(WRITTEN TASK): Give every line of the material again, exactly as written.

——————

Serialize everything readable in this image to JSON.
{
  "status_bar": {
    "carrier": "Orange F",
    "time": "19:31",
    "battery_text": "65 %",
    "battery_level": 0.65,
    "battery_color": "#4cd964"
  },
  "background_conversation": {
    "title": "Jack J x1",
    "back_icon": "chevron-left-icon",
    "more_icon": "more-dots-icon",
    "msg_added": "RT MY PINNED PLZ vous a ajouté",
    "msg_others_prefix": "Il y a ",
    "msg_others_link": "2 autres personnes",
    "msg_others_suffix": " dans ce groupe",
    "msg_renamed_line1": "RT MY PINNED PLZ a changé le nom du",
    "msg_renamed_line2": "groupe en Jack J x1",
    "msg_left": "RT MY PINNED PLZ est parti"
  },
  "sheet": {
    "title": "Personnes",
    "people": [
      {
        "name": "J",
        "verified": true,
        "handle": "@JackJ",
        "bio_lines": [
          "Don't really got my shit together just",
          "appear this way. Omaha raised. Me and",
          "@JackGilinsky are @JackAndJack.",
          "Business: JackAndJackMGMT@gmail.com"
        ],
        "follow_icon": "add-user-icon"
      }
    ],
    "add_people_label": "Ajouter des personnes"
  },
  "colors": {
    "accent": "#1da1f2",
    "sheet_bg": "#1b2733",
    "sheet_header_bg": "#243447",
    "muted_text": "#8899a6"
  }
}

——————

(ANSWER FOR THE TASK):
Serialize everything readable in this image to JSON.
{
  "status_bar": {
    "carrier": "Orange F",
    "time": "19:31",
    "battery_text": "65 %",
    "battery_level": 0.65,
    "battery_color": "#4cd964"
  },
  "background_conversation": {
    "title": "Jack J x1",
    "back_icon": "chevron-left-icon",
    "more_icon": "more-dots-icon",
    "msg_added": "RT MY PINNED PLZ vous a ajouté",
    "msg_others_prefix": "Il y a ",
    "msg_others_link": "2 autres personnes",
    "msg_others_suffix": " dans ce groupe",
    "msg_renamed_line1": "RT MY PINNED PLZ a changé le nom du",
    "msg_renamed_line2": "groupe en Jack J x1",
    "msg_left": "RT MY PINNED PLZ est parti"
  },
  "sheet": {
    "title": "Personnes",
    "people": [
      {
        "name": "J",
        "verified": true,
        "handle": "@JackJ",
        "bio_lines": [
          "Don't really got my shit together just",
          "appear this way. Omaha raised. Me and",
          "@JackGilinsky are @JackAndJack.",
          "Business: JackAndJackMGMT@gmail.com"
        ],
        "follow_icon": "add-user-icon"
      }
    ],
    "add_people_label": "Ajouter des personnes"
  },
  "colors": {
    "accent": "#1da1f2",
    "sheet_bg": "#1b2733",
    "sheet_header_bg": "#243447",
    "muted_text": "#8899a6"
  }
}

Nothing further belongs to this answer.